▶ **GIVEN ENTRIES**:
════════

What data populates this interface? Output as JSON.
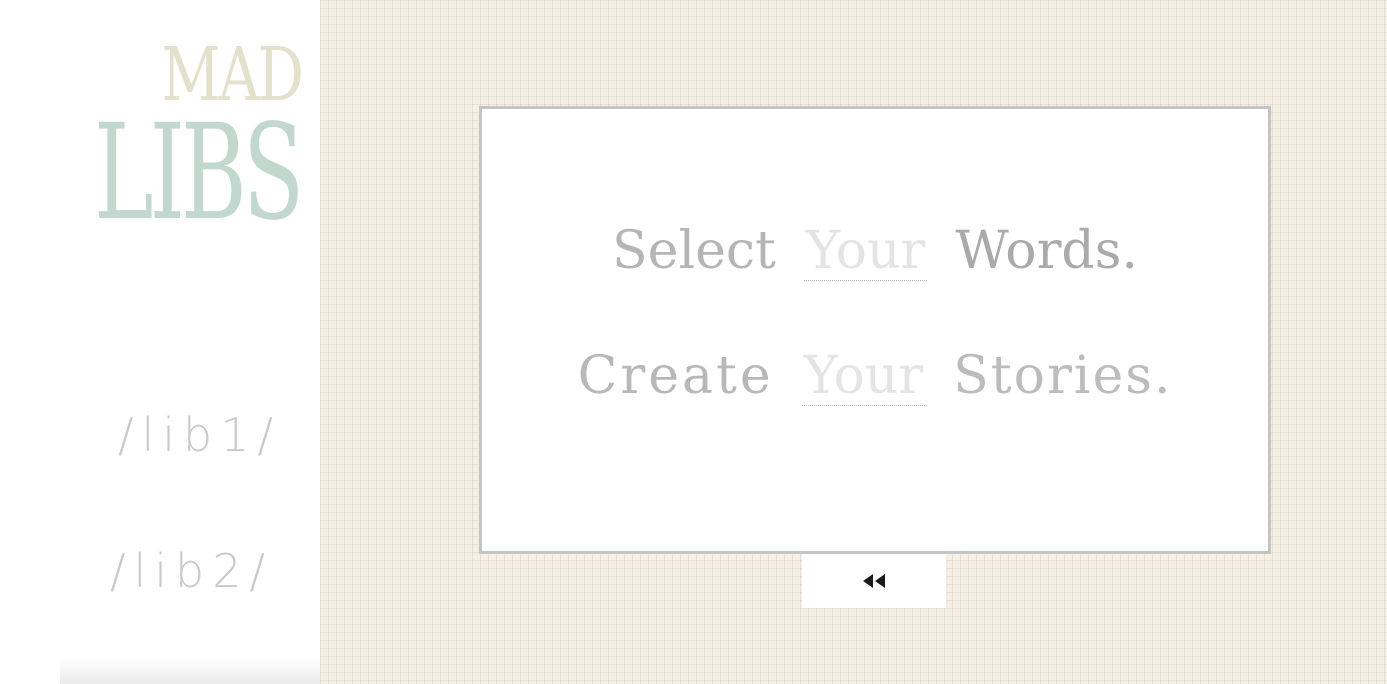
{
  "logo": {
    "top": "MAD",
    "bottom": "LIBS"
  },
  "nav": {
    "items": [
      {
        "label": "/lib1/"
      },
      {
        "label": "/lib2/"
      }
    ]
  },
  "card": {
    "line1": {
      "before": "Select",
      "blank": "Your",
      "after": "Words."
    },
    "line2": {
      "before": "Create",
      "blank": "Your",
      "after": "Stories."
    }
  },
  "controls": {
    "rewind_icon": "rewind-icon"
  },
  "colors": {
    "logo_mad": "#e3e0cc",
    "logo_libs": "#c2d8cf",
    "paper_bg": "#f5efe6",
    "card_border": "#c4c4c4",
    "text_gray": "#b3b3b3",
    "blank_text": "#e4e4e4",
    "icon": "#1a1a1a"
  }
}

════════

▶ **PROBLEM**:
Keep the pictures out of the copy and write out the data exactly as it stands.

▶ **REPLY TO THE EXERCISE**:
What data populates this interface? Output as JSON.
{
  "logo": {
    "top": "MAD",
    "bottom": "LIBS"
  },
  "nav": {
    "items": [
      {
        "label": "/lib1/"
      },
      {
        "label": "/lib2/"
      }
    ]
  },
  "card": {
    "line1": {
      "before": "Select",
      "blank": "Your",
      "after": "Words."
    },
    "line2": {
      "before": "Create",
      "blank": "Your",
      "after": "Stories."
    }
  },
  "controls": {
    "rewind_icon": "rewind-icon"
  },
  "colors": {
    "logo_mad": "#e3e0cc",
    "logo_libs": "#c2d8cf",
    "paper_bg": "#f5efe6",
    "card_border": "#c4c4c4",
    "text_gray": "#b3b3b3",
    "blank_text": "#e4e4e4",
    "icon": "#1a1a1a"
  }
}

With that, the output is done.